Figure collection entries

┌────────

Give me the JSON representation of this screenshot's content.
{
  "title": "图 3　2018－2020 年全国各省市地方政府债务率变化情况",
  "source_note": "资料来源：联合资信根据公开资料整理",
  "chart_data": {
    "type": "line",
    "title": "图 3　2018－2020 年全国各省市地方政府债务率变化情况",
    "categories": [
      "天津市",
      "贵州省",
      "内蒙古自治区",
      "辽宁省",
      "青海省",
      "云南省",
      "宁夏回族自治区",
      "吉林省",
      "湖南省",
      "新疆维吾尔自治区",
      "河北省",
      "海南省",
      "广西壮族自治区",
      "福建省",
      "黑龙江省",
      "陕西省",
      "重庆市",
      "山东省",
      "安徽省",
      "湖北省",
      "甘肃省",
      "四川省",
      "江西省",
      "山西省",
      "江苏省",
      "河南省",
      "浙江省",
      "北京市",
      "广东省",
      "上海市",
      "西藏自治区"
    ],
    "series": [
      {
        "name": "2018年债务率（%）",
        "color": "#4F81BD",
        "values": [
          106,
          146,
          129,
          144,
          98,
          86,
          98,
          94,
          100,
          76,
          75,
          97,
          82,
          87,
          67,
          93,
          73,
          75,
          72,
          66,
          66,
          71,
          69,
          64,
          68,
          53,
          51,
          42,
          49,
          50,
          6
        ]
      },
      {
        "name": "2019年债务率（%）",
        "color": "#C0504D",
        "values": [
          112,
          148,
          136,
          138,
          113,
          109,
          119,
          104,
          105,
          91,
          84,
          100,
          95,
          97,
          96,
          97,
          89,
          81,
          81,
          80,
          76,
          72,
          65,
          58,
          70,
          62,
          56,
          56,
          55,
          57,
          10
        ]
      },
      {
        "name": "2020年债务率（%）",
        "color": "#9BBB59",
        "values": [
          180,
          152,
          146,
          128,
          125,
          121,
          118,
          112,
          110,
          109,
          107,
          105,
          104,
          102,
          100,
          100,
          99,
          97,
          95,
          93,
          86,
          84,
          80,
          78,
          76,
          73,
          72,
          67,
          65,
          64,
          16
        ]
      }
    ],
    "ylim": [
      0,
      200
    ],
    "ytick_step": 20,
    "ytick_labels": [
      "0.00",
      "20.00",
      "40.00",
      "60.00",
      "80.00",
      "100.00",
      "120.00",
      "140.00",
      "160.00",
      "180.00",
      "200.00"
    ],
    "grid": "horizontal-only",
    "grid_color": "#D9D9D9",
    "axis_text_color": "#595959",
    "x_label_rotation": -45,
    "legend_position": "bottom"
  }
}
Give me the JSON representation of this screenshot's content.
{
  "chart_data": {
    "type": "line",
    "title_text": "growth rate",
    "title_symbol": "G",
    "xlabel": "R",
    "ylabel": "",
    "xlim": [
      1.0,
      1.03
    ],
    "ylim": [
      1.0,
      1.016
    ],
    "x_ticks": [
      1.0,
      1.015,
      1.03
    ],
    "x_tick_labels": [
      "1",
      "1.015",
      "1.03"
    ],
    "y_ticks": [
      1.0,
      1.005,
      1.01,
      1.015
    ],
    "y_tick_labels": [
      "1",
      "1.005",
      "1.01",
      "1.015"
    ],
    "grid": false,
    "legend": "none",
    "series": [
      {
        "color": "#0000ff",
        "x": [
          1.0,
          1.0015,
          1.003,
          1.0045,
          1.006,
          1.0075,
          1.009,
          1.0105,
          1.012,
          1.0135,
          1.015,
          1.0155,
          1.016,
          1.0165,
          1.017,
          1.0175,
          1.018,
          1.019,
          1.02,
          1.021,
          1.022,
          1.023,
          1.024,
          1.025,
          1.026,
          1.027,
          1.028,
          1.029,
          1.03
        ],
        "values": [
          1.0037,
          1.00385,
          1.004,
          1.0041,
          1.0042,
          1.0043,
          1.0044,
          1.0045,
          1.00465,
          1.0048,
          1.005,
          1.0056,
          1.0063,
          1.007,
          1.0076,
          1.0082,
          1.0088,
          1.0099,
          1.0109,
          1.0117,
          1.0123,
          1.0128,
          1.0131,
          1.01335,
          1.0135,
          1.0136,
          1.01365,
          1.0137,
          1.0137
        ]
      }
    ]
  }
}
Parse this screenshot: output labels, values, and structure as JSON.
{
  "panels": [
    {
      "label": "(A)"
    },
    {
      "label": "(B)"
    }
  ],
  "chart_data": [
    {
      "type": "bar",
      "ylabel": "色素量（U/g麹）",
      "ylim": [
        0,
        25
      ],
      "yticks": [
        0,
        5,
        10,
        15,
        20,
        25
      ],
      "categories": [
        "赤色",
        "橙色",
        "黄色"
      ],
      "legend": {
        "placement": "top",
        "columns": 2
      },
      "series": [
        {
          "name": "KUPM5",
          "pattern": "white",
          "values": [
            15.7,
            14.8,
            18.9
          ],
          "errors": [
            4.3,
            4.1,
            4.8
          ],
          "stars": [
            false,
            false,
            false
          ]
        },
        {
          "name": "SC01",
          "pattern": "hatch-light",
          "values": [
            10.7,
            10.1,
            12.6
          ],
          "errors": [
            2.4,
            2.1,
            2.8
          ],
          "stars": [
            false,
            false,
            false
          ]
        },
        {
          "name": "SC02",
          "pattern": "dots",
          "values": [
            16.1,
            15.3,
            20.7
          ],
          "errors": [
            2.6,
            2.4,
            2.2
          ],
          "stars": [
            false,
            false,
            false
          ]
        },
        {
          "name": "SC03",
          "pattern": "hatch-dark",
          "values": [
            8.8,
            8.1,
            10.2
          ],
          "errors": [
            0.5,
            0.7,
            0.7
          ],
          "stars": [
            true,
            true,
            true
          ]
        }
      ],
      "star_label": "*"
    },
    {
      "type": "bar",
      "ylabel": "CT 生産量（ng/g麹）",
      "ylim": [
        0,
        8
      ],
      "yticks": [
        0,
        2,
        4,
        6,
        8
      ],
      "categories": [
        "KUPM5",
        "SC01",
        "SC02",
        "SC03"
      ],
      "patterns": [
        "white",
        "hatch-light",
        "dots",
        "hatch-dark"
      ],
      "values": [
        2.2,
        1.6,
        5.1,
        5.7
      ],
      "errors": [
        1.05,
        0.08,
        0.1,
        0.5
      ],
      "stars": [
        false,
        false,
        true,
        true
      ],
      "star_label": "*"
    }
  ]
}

└────────

### [TASK]
Working from the listing above, pick out every line that has "ylabel" and copy it.

### [RESULT]
    "ylabel": "",
      "ylabel": "色素量（U/g麹）",
      "ylabel": "CT 生産量（ng/g麹）",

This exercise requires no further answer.